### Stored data
--- START ---

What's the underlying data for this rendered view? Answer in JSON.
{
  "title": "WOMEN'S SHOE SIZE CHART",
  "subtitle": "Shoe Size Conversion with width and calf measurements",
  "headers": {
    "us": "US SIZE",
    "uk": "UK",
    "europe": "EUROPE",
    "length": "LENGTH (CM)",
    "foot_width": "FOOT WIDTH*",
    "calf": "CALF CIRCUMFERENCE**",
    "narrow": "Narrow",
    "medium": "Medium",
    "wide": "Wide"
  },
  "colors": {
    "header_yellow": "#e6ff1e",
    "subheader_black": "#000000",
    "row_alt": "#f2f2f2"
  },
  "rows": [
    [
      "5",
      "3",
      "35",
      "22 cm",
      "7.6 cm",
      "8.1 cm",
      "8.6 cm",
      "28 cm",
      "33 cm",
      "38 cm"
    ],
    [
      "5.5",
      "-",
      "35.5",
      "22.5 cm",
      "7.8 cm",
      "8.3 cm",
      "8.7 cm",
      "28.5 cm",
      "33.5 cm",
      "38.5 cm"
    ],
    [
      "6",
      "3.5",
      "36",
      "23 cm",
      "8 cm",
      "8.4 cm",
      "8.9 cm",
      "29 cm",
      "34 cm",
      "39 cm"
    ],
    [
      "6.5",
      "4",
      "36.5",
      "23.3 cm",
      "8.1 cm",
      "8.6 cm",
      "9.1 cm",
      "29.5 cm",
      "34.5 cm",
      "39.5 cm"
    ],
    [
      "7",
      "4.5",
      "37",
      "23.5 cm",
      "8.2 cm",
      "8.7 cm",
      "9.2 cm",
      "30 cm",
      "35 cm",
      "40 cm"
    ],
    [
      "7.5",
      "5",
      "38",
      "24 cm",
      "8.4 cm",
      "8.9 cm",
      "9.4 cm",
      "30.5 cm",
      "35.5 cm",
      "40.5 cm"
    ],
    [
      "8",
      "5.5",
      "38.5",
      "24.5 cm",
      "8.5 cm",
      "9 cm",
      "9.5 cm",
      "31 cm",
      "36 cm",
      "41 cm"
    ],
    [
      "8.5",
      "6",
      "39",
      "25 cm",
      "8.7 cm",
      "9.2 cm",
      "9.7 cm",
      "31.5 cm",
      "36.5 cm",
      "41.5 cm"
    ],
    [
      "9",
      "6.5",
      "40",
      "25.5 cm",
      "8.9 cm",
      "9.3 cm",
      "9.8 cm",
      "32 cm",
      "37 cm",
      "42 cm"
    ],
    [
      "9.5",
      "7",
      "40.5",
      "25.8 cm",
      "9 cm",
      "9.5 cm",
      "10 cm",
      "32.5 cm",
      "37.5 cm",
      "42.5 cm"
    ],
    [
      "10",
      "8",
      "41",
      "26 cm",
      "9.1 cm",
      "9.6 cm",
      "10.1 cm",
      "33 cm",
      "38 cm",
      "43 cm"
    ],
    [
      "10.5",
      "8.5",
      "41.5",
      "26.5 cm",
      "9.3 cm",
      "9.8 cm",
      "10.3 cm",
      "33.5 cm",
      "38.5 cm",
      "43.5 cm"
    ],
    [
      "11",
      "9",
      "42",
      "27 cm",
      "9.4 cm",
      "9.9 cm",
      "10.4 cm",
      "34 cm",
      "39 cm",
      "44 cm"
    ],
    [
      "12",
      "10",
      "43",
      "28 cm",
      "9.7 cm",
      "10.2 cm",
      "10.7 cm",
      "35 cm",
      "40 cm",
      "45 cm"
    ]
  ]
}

--- END ---

### PROMPT
Output the listing above without altering a single character.

### TASK SOLUTION
What's the underlying data for this rendered view? Answer in JSON.
{
  "title": "WOMEN'S SHOE SIZE CHART",
  "subtitle": "Shoe Size Conversion with width and calf measurements",
  "headers": {
    "us": "US SIZE",
    "uk": "UK",
    "europe": "EUROPE",
    "length": "LENGTH (CM)",
    "foot_width": "FOOT WIDTH*",
    "calf": "CALF CIRCUMFERENCE**",
    "narrow": "Narrow",
    "medium": "Medium",
    "wide": "Wide"
  },
  "colors": {
    "header_yellow": "#e6ff1e",
    "subheader_black": "#000000",
    "row_alt": "#f2f2f2"
  },
  "rows": [
    [
      "5",
      "3",
      "35",
      "22 cm",
      "7.6 cm",
      "8.1 cm",
      "8.6 cm",
      "28 cm",
      "33 cm",
      "38 cm"
    ],
    [
      "5.5",
      "-",
      "35.5",
      "22.5 cm",
      "7.8 cm",
      "8.3 cm",
      "8.7 cm",
      "28.5 cm",
      "33.5 cm",
      "38.5 cm"
    ],
    [
      "6",
      "3.5",
      "36",
      "23 cm",
      "8 cm",
      "8.4 cm",
      "8.9 cm",
      "29 cm",
      "34 cm",
      "39 cm"
    ],
    [
      "6.5",
      "4",
      "36.5",
      "23.3 cm",
      "8.1 cm",
      "8.6 cm",
      "9.1 cm",
      "29.5 cm",
      "34.5 cm",
      "39.5 cm"
    ],
    [
      "7",
      "4.5",
      "37",
      "23.5 cm",
      "8.2 cm",
      "8.7 cm",
      "9.2 cm",
      "30 cm",
      "35 cm",
      "40 cm"
    ],
    [
      "7.5",
      "5",
      "38",
      "24 cm",
      "8.4 cm",
      "8.9 cm",
      "9.4 cm",
      "30.5 cm",
      "35.5 cm",
      "40.5 cm"
    ],
    [
      "8",
      "5.5",
      "38.5",
      "24.5 cm",
      "8.5 cm",
      "9 cm",
      "9.5 cm",
      "31 cm",
      "36 cm",
      "41 cm"
    ],
    [
      "8.5",
      "6",
      "39",
      "25 cm",
      "8.7 cm",
      "9.2 cm",
      "9.7 cm",
      "31.5 cm",
      "36.5 cm",
      "41.5 cm"
    ],
    [
      "9",
      "6.5",
      "40",
      "25.5 cm",
      "8.9 cm",
      "9.3 cm",
      "9.8 cm",
      "32 cm",
      "37 cm",
      "42 cm"
    ],
    [
      "9.5",
      "7",
      "40.5",
      "25.8 cm",
      "9 cm",
      "9.5 cm",
      "10 cm",
      "32.5 cm",
      "37.5 cm",
      "42.5 cm"
    ],
    [
      "10",
      "8",
      "41",
      "26 cm",
      "9.1 cm",
      "9.6 cm",
      "10.1 cm",
      "33 cm",
      "38 cm",
      "43 cm"
    ],
    [
      "10.5",
      "8.5",
      "41.5",
      "26.5 cm",
      "9.3 cm",
      "9.8 cm",
      "10.3 cm",
      "33.5 cm",
      "38.5 cm",
      "43.5 cm"
    ],
    [
      "11",
      "9",
      "42",
      "27 cm",
      "9.4 cm",
      "9.9 cm",
      "10.4 cm",
      "34 cm",
      "39 cm",
      "44 cm"
    ],
    [
      "12",
      "10",
      "43",
      "28 cm",
      "9.7 cm",
      "10.2 cm",
      "10.7 cm",
      "35 cm",
      "40 cm",
      "45 cm"
    ]
  ]
}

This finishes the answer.